*** Passage

LeBron said that in an interview during a brutal stretch of losses endured by his Cleveland Cavaliers, and it perfectly summarizes the environment inside many professional services firms. The professionals, particularly the partners, understand that for the firm to achieve its goals, they need to allow themselves to be held accountable. Unfortunately, when the time comes to create such accountability, the same professionals ultimately reject, avoid or sabotage any attempt to “control them.”

In a pre-conference survey for a firm management conference Bob presented at in 1981, the participants identified “partner accountability” as one of their five biggest challenges. In the recently completed 2018 Accounting Today Top 100 Firms survey, completed by over 100 participants, partner accountability, or the lack of it, still ranks high among the top CEO concerns. At least in this area, not much has changed in the last 37 years.

Accountability makes all the difference

Most professional service firms have pretty good systems of accountability for revenue production and expense control. Internal reporting systems and incentive compensation are often well linked to the company’s financial goals. Peter Drucker famously said “You can’t manage what you can’t measure.” A corollary argument can be made that if you want accountability in other areas, such as marketing, staff development and innovation, you will have to measure and manage to those objectives.

Most professional services firm have a strategy that requires change – often dramatic change. The typical plans that we observe call for faster growth, the creation of new services, expansion into new geographic markets, and the achievement of better profitability or valuation. Such ambitious goals rarely come from staying in your comfort zone and repeating the same routines and behaviors that created last year’s results. Most strategies require an organization to reach outside of its routine and habits.

For an organization to change, its people, at least those in leadership positions, have to change. Unlike sports teams, in a professional services firm we can rarely trade all our players and get new ones. Usually to change the team we have to change the behavior of the people we already have.

For people to reach outside of their comfort zone, they will need encouragement, commitment and most of all a system of accountability. The presence of something we answer to – an idea, a vision, a body of management -- makes the difference between a strategy that is successfully implemented and the infamous new-year’s resolution list.

When we allow ourselves to be accountable to our firm, we make a commitment to the firm’s plan and strategy. When we refuse to be held accountable, we essentially question the sincerity of our own commitment. Philip knows that from quitting smoking – when you are truly committed to quitting smoking, you have no trouble telling all your friends and family that if they ever see you with a cigarette, they should whack it out of your hand. Quitting in private is more or less an admission that you will soon be lighting up another one.

Many firms make the statement that, “We don’t need to be accountable to management because we are all accountable to each other.” Unfortunately, “everyone” is suspiciously close to “no one.” Accountability, much like a letter, requires an address in order to arrive.

******

### Stated goal A
Does the passage on partner accountability support each statement below? Answer yes or no for each, and quote the deciding words.
(i) Participants in the 1981 pre-conference survey named partner accountability as one of their five biggest challenges.
(ii) Fewer than 100 participants completed the 2018 Accounting Today Top 100 Firms survey.
(iii) Like sports teams, professional services firms can usually trade their players and get new ones.
### Stated goal B
Print the entries below from their first line up to and including the line with "y-tick-label: 1750 [974, 266, 998, 278]".

*** Dataset excerpts

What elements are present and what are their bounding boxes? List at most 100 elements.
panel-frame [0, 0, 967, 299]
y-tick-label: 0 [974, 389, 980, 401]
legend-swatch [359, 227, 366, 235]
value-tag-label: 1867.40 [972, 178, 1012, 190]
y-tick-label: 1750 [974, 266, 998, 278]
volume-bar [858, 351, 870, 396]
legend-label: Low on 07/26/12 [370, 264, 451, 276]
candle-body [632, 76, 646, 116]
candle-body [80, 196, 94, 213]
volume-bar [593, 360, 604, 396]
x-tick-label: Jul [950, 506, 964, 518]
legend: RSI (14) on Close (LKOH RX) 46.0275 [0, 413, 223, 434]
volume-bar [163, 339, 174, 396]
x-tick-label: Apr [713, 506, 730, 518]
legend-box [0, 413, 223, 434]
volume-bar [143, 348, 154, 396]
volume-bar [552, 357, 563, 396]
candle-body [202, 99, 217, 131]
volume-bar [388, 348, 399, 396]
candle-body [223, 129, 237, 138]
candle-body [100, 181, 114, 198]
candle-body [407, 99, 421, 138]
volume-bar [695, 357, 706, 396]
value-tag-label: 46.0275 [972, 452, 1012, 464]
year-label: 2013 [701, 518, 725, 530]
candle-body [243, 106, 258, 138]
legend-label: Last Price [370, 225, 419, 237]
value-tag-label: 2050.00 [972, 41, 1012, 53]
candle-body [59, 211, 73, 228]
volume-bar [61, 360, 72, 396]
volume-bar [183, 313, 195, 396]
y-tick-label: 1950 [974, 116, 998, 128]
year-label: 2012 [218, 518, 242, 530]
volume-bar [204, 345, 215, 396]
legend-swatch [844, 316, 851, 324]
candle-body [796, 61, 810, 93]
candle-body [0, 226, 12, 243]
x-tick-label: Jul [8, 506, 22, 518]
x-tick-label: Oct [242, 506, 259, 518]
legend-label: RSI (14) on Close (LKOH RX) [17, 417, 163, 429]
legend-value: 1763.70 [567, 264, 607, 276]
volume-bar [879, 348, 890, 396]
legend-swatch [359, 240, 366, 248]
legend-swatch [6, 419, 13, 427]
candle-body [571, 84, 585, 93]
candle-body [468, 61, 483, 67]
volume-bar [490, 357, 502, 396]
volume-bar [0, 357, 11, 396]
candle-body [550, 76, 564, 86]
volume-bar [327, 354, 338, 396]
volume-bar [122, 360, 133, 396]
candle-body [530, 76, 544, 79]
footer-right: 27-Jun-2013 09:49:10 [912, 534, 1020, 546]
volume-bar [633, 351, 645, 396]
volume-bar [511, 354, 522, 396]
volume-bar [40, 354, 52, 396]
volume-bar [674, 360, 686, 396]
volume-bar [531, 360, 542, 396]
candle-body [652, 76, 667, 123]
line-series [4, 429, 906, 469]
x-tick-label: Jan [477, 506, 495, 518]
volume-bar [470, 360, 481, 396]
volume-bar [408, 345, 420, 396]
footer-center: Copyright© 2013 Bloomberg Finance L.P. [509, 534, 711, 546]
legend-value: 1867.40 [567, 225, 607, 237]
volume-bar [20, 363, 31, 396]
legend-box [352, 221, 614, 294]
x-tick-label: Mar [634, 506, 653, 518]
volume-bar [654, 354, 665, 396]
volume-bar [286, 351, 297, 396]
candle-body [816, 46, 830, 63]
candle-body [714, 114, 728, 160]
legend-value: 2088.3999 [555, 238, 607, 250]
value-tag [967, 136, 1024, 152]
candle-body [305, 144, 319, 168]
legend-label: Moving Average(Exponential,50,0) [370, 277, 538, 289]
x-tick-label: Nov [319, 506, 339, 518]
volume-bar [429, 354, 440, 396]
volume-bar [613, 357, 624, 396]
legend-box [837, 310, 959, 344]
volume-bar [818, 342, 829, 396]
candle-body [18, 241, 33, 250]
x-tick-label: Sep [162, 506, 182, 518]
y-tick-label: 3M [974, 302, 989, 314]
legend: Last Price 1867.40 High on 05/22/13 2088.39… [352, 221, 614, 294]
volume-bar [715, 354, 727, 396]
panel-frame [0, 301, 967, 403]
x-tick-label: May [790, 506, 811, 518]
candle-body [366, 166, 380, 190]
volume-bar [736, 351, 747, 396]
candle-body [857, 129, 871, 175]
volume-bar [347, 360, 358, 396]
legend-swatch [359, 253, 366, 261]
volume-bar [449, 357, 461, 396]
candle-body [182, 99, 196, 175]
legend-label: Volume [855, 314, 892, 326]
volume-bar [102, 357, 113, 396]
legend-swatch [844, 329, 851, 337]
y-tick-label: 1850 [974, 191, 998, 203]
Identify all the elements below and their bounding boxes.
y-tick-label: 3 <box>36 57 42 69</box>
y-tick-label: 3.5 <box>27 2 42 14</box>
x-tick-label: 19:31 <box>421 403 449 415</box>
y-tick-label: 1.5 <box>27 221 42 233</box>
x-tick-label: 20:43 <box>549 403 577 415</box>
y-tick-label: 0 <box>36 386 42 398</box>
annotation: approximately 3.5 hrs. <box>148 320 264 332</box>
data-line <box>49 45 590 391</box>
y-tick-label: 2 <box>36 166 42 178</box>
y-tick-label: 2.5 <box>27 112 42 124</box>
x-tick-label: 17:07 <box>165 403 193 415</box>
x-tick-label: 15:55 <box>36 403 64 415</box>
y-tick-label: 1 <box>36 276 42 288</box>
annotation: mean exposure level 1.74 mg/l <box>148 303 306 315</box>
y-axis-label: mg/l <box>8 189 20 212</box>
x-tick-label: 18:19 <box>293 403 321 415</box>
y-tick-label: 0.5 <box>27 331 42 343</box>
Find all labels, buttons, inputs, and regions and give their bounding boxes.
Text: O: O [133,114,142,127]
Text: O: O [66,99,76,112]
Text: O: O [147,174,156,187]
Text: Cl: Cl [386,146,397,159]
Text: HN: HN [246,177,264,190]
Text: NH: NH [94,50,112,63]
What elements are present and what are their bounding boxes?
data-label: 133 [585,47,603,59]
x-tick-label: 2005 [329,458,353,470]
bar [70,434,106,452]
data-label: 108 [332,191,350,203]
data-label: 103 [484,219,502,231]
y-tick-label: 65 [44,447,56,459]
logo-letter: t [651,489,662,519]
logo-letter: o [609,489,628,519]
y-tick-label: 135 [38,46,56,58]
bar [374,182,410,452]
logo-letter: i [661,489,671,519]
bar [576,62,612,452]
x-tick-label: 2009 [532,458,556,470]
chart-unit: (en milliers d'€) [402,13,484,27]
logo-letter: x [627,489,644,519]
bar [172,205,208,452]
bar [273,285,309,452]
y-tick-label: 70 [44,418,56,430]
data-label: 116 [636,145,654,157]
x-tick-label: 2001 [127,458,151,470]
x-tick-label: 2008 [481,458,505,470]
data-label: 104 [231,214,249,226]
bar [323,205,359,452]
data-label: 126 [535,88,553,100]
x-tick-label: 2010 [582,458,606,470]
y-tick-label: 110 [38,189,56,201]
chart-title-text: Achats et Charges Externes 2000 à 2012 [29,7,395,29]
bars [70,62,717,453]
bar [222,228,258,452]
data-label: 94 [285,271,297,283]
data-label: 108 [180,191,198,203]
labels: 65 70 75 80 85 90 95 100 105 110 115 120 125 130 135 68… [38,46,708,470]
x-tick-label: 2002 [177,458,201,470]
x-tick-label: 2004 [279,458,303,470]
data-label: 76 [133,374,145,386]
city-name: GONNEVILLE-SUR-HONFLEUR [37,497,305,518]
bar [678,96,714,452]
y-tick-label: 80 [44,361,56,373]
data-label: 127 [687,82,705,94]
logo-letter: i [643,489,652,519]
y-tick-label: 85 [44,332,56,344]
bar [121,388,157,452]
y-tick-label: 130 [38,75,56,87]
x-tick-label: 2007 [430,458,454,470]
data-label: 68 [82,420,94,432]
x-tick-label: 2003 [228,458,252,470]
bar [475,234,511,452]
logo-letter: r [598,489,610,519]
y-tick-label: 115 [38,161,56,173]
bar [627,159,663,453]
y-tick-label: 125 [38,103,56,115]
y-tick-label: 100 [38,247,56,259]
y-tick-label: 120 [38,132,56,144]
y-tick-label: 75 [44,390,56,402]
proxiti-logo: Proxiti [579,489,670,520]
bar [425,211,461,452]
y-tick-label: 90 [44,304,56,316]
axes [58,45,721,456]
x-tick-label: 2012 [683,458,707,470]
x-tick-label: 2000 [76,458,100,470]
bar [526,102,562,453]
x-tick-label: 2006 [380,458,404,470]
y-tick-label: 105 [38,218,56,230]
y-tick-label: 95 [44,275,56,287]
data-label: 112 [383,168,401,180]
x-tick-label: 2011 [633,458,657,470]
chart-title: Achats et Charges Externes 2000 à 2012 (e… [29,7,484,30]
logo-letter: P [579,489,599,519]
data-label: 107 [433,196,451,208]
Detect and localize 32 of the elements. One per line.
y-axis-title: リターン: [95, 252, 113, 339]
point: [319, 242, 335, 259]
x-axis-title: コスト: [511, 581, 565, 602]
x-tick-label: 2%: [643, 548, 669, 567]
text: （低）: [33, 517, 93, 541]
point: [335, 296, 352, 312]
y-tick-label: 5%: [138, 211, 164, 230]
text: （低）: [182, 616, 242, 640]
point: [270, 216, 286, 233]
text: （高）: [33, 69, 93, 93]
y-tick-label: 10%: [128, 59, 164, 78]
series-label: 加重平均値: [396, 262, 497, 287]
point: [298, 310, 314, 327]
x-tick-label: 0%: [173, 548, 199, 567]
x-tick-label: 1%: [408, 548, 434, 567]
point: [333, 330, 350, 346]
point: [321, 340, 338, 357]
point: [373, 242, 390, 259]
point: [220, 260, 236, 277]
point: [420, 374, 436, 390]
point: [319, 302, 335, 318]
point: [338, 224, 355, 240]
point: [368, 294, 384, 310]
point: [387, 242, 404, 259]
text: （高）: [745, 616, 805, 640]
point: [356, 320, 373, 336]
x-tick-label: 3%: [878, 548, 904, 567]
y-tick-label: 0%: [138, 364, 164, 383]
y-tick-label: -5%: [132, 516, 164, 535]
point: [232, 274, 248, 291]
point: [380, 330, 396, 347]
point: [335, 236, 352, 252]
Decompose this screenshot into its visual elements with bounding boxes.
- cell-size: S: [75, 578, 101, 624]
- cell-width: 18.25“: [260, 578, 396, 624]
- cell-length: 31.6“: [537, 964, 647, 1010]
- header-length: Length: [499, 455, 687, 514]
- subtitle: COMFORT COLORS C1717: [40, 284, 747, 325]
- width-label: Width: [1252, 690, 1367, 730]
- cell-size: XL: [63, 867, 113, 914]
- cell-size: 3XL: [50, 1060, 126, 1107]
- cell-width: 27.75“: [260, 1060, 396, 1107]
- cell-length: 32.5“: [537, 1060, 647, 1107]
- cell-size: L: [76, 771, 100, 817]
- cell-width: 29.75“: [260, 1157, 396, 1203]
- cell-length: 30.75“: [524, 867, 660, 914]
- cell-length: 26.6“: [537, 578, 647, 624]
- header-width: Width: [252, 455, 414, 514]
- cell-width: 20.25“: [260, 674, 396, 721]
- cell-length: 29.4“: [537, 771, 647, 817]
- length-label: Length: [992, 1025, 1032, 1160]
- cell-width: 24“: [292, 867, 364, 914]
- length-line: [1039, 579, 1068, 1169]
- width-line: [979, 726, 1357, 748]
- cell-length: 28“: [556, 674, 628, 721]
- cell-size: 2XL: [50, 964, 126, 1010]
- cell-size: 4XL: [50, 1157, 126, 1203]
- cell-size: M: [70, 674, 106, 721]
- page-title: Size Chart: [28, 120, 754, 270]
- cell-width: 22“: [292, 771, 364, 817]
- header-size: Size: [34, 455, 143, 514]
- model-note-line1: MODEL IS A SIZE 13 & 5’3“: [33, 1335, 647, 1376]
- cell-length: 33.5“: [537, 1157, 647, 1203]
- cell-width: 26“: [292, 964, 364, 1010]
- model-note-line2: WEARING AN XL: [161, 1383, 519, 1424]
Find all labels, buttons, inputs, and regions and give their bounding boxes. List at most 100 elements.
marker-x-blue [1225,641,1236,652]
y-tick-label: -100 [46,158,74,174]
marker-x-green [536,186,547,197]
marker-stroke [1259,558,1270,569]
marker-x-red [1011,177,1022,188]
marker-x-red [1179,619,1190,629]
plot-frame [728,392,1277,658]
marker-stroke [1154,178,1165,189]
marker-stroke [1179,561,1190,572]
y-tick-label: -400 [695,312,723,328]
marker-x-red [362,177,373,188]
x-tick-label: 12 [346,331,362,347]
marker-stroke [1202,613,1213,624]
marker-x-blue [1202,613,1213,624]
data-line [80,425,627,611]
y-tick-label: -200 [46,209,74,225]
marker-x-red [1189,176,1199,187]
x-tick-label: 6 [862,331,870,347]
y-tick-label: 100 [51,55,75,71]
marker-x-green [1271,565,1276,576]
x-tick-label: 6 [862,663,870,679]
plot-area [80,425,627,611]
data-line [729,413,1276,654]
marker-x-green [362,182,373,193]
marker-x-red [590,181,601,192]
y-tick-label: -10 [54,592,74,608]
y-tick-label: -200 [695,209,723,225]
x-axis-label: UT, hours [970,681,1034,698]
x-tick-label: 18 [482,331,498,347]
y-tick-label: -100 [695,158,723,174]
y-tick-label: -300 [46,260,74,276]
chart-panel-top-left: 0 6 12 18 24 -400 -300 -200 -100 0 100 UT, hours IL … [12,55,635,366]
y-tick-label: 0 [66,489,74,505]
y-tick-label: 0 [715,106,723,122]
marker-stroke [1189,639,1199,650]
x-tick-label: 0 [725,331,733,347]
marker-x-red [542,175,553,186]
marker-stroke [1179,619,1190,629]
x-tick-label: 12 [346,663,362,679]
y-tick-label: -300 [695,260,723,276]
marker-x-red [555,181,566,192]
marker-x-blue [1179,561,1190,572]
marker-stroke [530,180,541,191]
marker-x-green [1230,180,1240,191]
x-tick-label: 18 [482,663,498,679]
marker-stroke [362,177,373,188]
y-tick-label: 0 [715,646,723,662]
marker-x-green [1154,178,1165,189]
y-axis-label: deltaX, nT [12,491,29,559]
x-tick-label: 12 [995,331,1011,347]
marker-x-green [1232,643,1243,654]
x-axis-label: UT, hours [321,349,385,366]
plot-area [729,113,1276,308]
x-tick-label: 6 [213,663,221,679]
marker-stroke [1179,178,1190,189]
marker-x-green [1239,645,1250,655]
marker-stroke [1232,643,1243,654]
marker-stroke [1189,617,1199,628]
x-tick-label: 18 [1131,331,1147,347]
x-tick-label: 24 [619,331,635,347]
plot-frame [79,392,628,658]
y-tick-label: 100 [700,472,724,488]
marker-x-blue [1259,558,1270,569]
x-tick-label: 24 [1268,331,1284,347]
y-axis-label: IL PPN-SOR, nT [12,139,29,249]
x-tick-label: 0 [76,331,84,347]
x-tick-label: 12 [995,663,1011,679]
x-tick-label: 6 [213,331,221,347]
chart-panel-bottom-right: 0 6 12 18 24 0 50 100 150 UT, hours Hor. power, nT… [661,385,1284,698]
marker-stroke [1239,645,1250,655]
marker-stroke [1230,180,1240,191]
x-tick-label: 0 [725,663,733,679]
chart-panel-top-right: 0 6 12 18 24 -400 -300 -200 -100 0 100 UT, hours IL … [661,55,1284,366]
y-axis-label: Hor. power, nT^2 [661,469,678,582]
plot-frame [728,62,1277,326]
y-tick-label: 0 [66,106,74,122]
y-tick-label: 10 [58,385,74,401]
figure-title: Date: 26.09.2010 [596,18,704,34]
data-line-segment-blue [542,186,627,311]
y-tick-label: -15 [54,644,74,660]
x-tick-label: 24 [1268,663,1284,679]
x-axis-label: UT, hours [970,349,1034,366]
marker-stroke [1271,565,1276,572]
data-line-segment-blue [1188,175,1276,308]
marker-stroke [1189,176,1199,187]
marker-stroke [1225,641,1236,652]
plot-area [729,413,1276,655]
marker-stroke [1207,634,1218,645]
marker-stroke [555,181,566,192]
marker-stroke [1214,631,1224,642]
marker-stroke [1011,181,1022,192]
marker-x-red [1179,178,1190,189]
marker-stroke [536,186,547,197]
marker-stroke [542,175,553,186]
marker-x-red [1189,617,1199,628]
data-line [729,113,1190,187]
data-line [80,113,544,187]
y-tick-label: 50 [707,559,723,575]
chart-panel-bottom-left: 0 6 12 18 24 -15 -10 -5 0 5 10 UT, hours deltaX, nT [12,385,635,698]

******

### Worked answer A
(i) Yes: "the participants identified “partner accountability” as one of their five biggest challenges"
(ii) No: "completed by over 100 participants"
(iii) No: "Unlike sports teams, in a professional services firm we can rarely trade all our players and get new ones."

### Worked answer B
What elements are present and what are their bounding boxes? List at most 100 elements.
panel-frame [0, 0, 967, 299]
y-tick-label: 0 [974, 389, 980, 401]
legend-swatch [359, 227, 366, 235]
value-tag-label: 1867.40 [972, 178, 1012, 190]
y-tick-label: 1750 [974, 266, 998, 278]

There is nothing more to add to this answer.